-- start of EXCERPTED RECORDS --

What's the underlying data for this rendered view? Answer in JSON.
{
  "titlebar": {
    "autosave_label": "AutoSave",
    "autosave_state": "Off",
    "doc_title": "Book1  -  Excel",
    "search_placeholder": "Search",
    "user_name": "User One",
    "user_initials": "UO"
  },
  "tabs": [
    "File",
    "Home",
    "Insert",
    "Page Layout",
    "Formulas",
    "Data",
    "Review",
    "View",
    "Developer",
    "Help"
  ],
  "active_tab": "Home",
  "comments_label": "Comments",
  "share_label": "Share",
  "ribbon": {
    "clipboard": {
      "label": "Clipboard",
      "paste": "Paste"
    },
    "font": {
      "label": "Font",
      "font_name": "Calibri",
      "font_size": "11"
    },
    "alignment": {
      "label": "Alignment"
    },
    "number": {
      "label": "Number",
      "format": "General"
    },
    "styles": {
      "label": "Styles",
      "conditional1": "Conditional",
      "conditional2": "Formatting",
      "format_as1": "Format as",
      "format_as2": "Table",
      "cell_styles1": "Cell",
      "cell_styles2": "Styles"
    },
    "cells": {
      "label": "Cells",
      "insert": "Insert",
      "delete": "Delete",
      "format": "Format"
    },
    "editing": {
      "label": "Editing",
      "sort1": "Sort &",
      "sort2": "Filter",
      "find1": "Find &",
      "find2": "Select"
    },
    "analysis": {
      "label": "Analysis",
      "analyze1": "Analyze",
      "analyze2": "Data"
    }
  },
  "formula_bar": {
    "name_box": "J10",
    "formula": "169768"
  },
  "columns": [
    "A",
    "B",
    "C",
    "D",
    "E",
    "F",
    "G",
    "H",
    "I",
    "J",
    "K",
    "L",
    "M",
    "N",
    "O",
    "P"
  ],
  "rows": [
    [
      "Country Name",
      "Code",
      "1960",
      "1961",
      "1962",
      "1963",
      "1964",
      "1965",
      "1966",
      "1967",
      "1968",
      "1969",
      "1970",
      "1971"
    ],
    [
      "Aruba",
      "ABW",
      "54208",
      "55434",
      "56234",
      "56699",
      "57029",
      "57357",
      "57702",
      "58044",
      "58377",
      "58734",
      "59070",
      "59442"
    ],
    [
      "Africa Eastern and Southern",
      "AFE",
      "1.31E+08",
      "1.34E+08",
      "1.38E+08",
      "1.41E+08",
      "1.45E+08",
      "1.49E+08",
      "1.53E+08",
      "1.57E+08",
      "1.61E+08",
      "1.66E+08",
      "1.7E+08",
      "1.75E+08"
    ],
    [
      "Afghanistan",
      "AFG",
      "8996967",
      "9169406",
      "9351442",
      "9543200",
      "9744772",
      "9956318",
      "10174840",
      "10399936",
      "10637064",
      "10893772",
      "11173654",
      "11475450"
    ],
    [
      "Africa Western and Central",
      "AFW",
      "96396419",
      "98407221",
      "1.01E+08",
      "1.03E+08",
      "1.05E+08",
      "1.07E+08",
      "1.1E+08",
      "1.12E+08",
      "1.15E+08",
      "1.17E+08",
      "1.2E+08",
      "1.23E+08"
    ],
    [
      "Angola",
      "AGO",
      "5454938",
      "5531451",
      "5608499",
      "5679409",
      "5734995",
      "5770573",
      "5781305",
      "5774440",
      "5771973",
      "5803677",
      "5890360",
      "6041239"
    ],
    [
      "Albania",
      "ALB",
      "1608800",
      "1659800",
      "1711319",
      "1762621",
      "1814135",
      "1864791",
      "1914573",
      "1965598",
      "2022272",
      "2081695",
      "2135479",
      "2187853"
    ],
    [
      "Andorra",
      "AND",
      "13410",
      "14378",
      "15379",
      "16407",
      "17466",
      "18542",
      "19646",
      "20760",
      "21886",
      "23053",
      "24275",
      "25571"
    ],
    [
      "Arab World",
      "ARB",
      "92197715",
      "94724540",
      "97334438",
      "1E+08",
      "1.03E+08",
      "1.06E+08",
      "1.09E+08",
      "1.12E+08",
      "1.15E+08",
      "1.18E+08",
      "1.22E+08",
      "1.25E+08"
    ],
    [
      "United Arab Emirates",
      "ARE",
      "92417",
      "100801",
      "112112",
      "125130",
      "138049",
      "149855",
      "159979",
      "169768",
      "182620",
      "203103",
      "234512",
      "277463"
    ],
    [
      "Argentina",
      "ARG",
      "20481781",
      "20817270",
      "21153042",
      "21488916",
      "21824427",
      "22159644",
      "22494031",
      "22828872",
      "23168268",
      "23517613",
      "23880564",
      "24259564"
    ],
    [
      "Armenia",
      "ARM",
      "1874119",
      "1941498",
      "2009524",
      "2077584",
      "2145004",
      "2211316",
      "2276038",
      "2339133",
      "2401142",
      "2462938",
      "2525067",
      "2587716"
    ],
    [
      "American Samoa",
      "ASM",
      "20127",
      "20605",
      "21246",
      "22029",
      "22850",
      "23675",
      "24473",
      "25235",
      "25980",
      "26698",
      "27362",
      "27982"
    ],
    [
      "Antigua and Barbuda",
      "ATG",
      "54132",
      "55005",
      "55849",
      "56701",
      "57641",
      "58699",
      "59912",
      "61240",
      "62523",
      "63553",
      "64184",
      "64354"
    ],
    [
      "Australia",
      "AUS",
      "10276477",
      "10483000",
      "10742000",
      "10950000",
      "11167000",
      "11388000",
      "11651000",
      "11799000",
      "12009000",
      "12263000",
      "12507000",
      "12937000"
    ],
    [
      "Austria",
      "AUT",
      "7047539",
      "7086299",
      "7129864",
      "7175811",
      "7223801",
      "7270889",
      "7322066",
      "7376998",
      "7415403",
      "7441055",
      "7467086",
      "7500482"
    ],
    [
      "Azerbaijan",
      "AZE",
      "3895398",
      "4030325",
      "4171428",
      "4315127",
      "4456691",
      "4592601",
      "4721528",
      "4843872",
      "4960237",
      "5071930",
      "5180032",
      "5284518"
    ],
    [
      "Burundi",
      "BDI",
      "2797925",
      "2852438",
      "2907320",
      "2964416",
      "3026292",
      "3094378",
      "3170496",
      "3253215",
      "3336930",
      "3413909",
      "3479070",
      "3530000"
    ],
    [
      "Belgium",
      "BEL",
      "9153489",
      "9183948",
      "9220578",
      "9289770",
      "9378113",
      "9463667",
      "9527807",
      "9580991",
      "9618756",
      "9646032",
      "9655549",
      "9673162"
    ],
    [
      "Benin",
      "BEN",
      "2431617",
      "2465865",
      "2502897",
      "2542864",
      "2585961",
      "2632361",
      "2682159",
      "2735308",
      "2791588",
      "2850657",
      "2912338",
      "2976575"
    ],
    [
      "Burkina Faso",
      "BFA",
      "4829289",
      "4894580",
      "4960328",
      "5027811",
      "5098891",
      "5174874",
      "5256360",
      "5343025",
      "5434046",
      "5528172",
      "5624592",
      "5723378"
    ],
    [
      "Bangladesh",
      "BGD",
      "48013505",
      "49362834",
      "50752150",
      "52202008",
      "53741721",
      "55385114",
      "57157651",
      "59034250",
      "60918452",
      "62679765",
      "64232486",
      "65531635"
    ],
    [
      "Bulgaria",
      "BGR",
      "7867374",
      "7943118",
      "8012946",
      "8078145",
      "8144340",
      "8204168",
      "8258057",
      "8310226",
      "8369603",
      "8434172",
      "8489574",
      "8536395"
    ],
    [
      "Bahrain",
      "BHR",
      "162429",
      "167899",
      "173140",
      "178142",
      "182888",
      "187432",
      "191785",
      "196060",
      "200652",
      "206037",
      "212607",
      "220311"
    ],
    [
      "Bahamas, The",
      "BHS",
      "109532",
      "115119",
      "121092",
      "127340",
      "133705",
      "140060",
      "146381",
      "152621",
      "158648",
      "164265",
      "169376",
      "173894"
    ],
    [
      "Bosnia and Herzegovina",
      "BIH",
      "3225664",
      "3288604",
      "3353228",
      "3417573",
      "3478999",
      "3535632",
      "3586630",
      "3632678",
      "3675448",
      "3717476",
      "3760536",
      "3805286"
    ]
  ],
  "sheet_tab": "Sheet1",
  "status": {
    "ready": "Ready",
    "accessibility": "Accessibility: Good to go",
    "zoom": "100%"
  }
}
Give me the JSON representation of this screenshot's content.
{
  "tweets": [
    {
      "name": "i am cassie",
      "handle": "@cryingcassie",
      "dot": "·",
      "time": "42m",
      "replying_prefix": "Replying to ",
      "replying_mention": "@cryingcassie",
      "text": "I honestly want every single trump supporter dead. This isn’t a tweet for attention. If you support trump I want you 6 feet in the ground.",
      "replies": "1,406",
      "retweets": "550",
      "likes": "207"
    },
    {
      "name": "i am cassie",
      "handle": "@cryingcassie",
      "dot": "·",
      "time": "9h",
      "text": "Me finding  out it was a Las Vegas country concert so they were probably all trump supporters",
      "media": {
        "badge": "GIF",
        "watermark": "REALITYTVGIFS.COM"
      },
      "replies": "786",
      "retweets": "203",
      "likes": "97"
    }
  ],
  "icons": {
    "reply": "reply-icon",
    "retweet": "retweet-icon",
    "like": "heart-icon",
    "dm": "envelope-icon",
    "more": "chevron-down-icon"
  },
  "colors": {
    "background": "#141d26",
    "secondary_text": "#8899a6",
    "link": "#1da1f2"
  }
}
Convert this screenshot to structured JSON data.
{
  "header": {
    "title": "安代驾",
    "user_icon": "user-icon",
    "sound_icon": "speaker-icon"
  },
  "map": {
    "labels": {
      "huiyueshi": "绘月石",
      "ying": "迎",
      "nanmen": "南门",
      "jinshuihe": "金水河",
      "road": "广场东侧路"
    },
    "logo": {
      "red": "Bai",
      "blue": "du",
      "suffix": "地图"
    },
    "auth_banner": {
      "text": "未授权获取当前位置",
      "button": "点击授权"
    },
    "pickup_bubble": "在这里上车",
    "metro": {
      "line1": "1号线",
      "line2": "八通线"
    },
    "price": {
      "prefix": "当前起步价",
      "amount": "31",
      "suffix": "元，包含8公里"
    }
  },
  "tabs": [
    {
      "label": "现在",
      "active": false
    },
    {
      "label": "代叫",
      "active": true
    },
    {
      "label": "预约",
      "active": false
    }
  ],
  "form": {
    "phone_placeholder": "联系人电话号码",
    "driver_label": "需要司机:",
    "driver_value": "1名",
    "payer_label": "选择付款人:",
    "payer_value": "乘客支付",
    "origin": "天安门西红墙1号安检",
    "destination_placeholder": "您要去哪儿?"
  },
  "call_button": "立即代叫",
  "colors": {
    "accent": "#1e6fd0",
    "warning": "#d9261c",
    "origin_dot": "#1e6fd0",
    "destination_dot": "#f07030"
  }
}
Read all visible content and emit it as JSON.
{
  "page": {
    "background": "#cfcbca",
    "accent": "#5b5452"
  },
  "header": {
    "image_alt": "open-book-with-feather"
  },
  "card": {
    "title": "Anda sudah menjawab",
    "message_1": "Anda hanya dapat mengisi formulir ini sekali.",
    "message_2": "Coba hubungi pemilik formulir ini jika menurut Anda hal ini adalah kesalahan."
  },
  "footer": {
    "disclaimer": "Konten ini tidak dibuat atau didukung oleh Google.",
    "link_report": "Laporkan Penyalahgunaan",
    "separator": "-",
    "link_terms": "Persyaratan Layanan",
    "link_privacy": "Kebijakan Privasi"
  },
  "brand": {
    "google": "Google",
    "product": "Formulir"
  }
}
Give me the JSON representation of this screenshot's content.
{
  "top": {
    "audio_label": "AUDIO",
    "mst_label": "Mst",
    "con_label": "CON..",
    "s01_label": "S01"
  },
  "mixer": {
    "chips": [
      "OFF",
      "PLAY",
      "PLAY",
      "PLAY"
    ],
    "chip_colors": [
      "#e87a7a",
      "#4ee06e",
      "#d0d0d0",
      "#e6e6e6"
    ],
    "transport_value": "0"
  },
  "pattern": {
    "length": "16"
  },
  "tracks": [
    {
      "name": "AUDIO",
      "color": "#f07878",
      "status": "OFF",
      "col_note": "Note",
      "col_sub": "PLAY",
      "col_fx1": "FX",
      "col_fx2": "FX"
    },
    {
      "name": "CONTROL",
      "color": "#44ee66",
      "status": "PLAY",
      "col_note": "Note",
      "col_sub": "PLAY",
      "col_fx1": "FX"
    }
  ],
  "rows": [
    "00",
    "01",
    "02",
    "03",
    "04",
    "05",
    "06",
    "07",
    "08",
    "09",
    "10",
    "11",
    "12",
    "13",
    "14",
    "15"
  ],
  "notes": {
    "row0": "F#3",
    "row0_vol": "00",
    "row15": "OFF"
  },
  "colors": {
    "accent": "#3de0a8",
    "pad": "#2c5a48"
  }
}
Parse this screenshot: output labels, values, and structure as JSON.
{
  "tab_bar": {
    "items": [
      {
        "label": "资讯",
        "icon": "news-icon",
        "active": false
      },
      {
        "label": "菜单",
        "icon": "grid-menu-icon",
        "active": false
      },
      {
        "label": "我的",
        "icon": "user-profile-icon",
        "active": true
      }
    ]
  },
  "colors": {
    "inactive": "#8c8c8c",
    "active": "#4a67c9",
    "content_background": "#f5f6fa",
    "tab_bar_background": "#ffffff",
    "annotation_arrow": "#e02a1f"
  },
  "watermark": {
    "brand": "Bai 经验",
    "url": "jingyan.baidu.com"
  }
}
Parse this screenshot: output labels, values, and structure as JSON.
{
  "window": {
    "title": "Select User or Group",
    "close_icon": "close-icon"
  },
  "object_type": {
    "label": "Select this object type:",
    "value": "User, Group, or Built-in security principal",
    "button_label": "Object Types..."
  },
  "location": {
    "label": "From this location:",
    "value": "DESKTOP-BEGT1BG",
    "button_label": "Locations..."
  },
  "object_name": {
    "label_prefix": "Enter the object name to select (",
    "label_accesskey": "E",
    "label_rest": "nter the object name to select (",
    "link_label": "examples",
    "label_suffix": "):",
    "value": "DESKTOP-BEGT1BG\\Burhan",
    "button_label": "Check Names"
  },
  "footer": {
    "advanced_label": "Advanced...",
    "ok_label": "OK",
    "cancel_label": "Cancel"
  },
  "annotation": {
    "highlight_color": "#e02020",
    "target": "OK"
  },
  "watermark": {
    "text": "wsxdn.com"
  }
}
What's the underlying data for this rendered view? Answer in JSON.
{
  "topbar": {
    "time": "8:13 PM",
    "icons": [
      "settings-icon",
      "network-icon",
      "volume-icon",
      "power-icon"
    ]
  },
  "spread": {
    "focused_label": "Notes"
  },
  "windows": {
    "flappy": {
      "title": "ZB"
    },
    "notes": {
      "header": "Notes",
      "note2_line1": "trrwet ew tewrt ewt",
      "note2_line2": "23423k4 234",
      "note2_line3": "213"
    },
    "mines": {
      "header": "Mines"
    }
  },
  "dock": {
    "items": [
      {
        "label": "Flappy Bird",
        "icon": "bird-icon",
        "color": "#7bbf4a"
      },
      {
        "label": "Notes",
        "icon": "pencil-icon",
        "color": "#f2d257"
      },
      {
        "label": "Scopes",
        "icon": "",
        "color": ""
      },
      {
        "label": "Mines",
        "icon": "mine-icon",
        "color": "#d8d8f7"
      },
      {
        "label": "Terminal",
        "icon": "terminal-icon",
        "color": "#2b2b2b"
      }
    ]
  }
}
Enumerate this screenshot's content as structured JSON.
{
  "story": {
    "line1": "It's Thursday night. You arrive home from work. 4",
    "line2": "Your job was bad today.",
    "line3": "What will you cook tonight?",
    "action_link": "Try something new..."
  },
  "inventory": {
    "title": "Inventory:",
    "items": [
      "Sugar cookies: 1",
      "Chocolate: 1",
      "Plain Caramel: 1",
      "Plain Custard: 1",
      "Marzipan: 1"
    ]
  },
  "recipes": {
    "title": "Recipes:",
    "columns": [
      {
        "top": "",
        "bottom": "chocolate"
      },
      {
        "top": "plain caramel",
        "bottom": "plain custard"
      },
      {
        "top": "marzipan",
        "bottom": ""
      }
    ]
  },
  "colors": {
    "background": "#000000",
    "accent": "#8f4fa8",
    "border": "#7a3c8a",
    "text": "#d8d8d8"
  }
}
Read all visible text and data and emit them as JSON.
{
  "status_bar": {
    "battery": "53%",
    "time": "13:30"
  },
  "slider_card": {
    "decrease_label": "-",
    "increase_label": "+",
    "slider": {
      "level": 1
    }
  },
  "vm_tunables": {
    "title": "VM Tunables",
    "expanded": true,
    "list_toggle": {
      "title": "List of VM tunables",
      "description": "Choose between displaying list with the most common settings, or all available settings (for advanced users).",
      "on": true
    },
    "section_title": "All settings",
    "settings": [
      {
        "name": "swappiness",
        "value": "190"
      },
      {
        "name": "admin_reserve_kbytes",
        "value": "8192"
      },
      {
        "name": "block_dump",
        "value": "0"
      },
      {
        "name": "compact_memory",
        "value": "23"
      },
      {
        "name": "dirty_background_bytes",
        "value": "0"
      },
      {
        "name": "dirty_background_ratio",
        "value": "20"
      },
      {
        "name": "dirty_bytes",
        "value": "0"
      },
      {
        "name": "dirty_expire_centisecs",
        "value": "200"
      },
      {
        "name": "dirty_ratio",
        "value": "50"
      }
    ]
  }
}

-- end of EXCERPTED RECORDS --

*WRITTEN INSTRUCTION:*
Copy every line in the listing above where the string "time" turns up.

*SOLUTION:*
      "time": "42m",
      "time": "9h",
    "time": "8:13 PM",
    "time": "13:30"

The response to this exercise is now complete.